## [Goal]
Repeat the data that follows, word for word, without the images.

(Saved entries)
-------------------------

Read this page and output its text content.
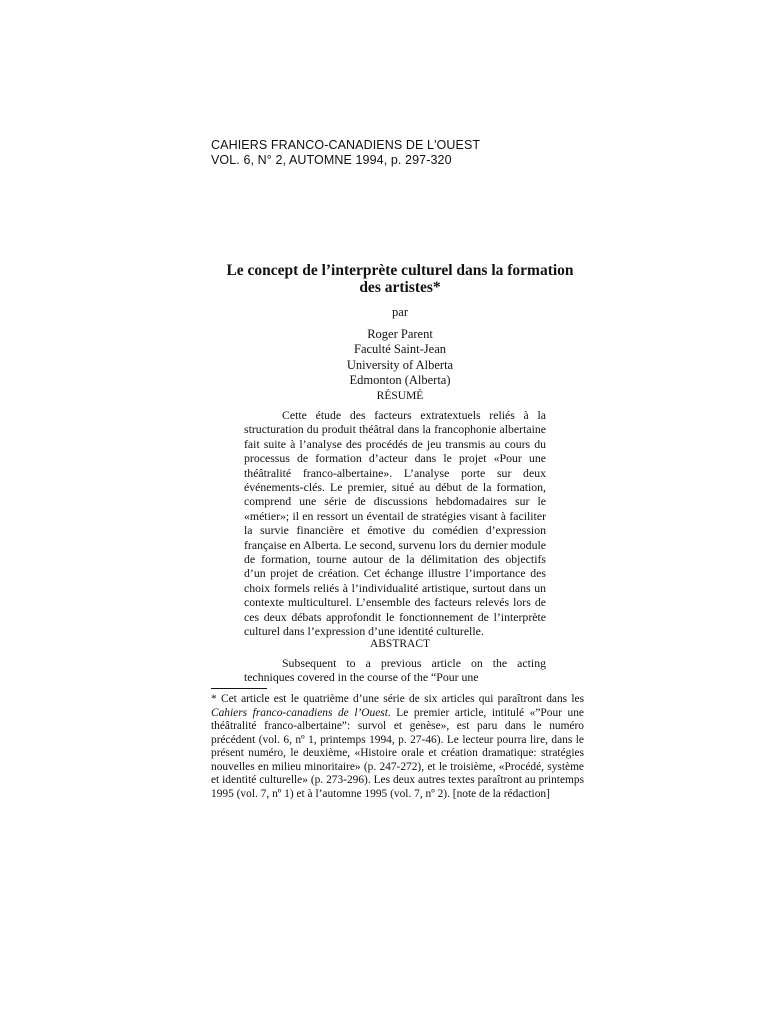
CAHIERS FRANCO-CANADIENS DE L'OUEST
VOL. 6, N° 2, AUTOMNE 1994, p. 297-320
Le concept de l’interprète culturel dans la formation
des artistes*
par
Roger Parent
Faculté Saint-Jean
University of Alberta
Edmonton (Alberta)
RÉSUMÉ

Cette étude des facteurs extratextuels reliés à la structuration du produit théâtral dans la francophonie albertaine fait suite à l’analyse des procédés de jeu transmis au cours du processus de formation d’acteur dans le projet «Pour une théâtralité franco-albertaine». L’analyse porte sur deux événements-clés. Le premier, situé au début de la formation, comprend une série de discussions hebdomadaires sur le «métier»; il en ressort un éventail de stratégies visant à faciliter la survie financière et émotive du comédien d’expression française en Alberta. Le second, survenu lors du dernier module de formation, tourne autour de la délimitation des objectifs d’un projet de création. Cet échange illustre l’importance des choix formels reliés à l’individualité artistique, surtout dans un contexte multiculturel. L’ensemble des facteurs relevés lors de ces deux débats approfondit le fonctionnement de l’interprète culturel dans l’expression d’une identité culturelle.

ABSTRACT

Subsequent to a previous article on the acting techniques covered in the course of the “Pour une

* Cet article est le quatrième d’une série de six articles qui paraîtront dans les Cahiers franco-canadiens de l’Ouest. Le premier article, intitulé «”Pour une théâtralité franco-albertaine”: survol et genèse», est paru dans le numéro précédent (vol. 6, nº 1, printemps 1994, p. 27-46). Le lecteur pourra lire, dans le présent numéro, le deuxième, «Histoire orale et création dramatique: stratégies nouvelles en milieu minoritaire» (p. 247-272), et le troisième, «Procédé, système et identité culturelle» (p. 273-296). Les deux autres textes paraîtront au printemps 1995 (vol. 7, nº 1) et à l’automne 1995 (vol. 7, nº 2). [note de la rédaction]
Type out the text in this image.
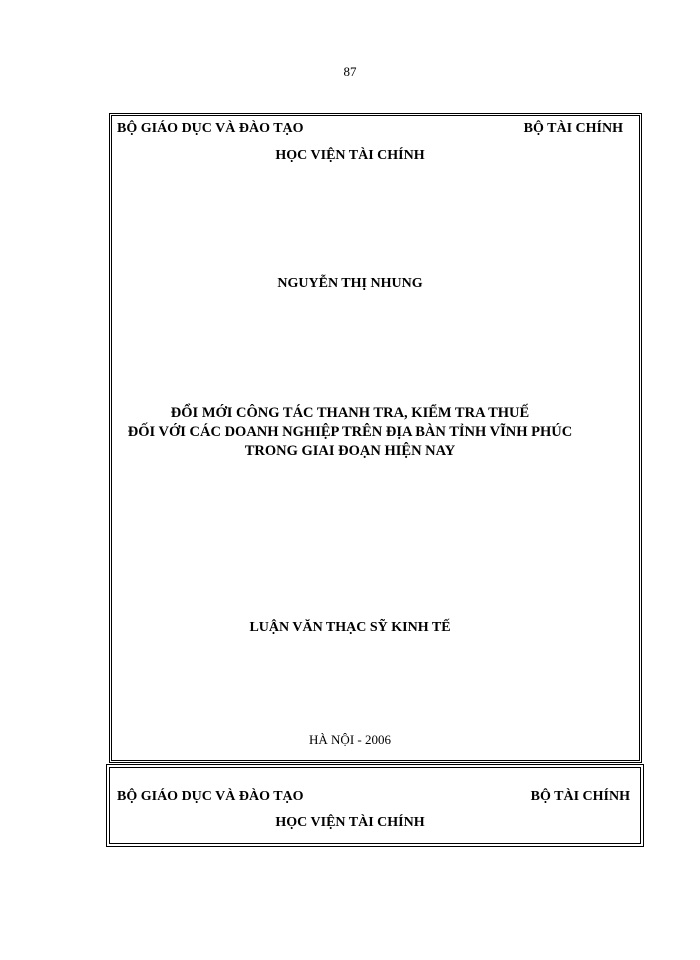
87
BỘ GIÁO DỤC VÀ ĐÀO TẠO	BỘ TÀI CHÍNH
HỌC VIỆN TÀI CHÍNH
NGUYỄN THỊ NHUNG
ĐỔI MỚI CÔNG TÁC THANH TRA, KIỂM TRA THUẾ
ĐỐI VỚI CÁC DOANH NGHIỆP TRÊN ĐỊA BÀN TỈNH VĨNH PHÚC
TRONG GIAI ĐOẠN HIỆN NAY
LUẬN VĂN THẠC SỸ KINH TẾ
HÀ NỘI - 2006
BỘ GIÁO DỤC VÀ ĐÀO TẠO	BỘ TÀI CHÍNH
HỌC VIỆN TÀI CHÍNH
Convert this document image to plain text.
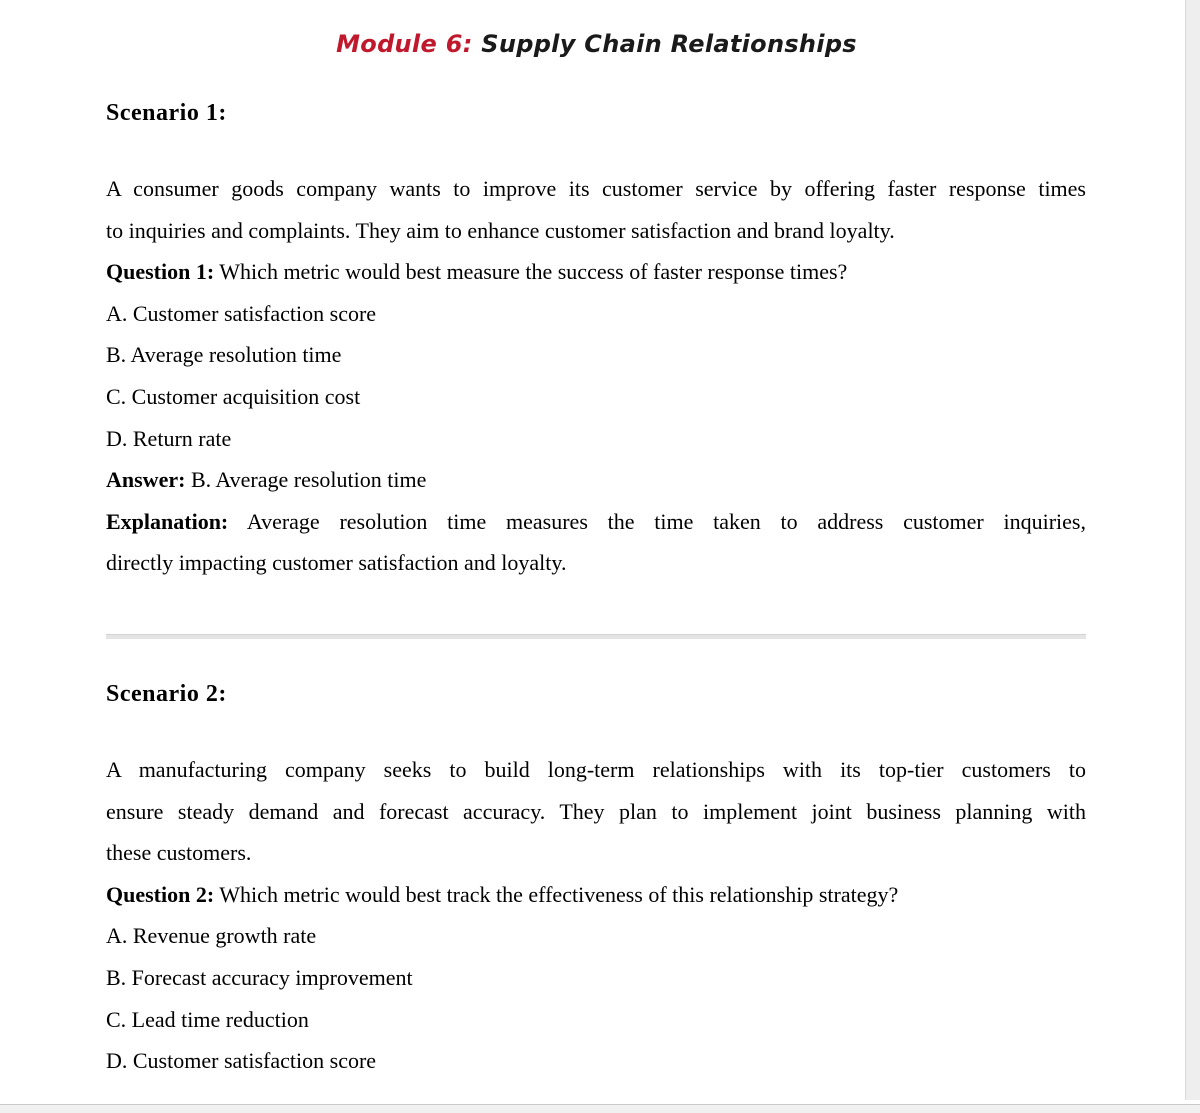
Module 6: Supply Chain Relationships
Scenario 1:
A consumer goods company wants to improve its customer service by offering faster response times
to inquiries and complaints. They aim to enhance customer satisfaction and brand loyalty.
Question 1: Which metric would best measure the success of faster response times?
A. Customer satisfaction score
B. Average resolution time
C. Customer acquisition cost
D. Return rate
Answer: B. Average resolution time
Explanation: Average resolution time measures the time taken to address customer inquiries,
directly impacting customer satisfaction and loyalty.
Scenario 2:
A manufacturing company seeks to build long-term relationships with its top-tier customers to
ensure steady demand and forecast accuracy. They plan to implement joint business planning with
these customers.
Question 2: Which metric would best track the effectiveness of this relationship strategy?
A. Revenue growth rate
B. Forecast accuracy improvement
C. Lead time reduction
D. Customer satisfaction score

-------------------------

## [Result for this task]
Read this page and output its text content.
CAHIERS FRANCO-CANADIENS DE L'OUEST
VOL. 6, N° 2, AUTOMNE 1994, p. 297-320
Le concept de l’interprète culturel dans la formation
des artistes*
par
Roger Parent
Faculté Saint-Jean
University of Alberta
Edmonton (Alberta)
RÉSUMÉ

Cette étude des facteurs extratextuels reliés à la structuration du produit théâtral dans la francophonie albertaine fait suite à l’analyse des procédés de jeu transmis au cours du processus de formation d’acteur dans le projet «Pour une théâtralité franco-albertaine». L’analyse porte sur deux événements-clés. Le premier, situé au début de la formation, comprend une série de discussions hebdomadaires sur le «métier»; il en ressort un éventail de stratégies visant à faciliter la survie financière et émotive du comédien d’expression française en Alberta. Le second, survenu lors du dernier module de formation, tourne autour de la délimitation des objectifs d’un projet de création. Cet échange illustre l’importance des choix formels reliés à l’individualité artistique, surtout dans un contexte multiculturel. L’ensemble des facteurs relevés lors de ces deux débats approfondit le fonctionnement de l’interprète culturel dans l’expression d’une identité culturelle.

ABSTRACT

Subsequent to a previous article on the acting techniques covered in the course of the “Pour une

* Cet article est le quatrième d’une série de six articles qui paraîtront dans les Cahiers franco-canadiens de l’Ouest. Le premier article, intitulé «”Pour une théâtralité franco-albertaine”: survol et genèse», est paru dans le numéro précédent (vol. 6, nº 1, printemps 1994, p. 27-46). Le lecteur pourra lire, dans le présent numéro, le deuxième, «Histoire orale et création dramatique: stratégies nouvelles en milieu minoritaire» (p. 247-272), et le troisième, «Procédé, système et identité culturelle» (p. 273-296). Les deux autres textes paraîtront au printemps 1995 (vol. 7, nº 1) et à l’automne 1995 (vol. 7, nº 2). [note de la rédaction]
Type out the text in this image.
87
BỘ GIÁO DỤC VÀ ĐÀO TẠO	BỘ TÀI CHÍNH
HỌC VIỆN TÀI CHÍNH
NGUYỄN THỊ NHUNG
ĐỔI MỚI CÔNG TÁC THANH TRA, KIỂM TRA THUẾ
ĐỐI VỚI CÁC DOANH NGHIỆP TRÊN ĐỊA BÀN TỈNH VĨNH PHÚC
TRONG GIAI ĐOẠN HIỆN NAY
LUẬN VĂN THẠC SỸ KINH TẾ
HÀ NỘI - 2006
BỘ GIÁO DỤC VÀ ĐÀO TẠO	BỘ TÀI CHÍNH
HỌC VIỆN TÀI CHÍNH
Convert this document image to plain text.
Module 6: Supply Chain Relationships
Scenario 1:
A consumer goods company wants to improve its customer service by offering faster response times
to inquiries and complaints. They aim to enhance customer satisfaction and brand loyalty.
Question 1: Which metric would best measure the success of faster response times?
A. Customer satisfaction score
B. Average resolution time
C. Customer acquisition cost
D. Return rate
Answer: B. Average resolution time
Explanation: Average resolution time measures the time taken to address customer inquiries,
directly impacting customer satisfaction and loyalty.
Scenario 2:
A manufacturing company seeks to build long-term relationships with its top-tier customers to
ensure steady demand and forecast accuracy. They plan to implement joint business planning with
these customers.
Question 2: Which metric would best track the effectiveness of this relationship strategy?
A. Revenue growth rate
B. Forecast accuracy improvement
C. Lead time reduction
D. Customer satisfaction score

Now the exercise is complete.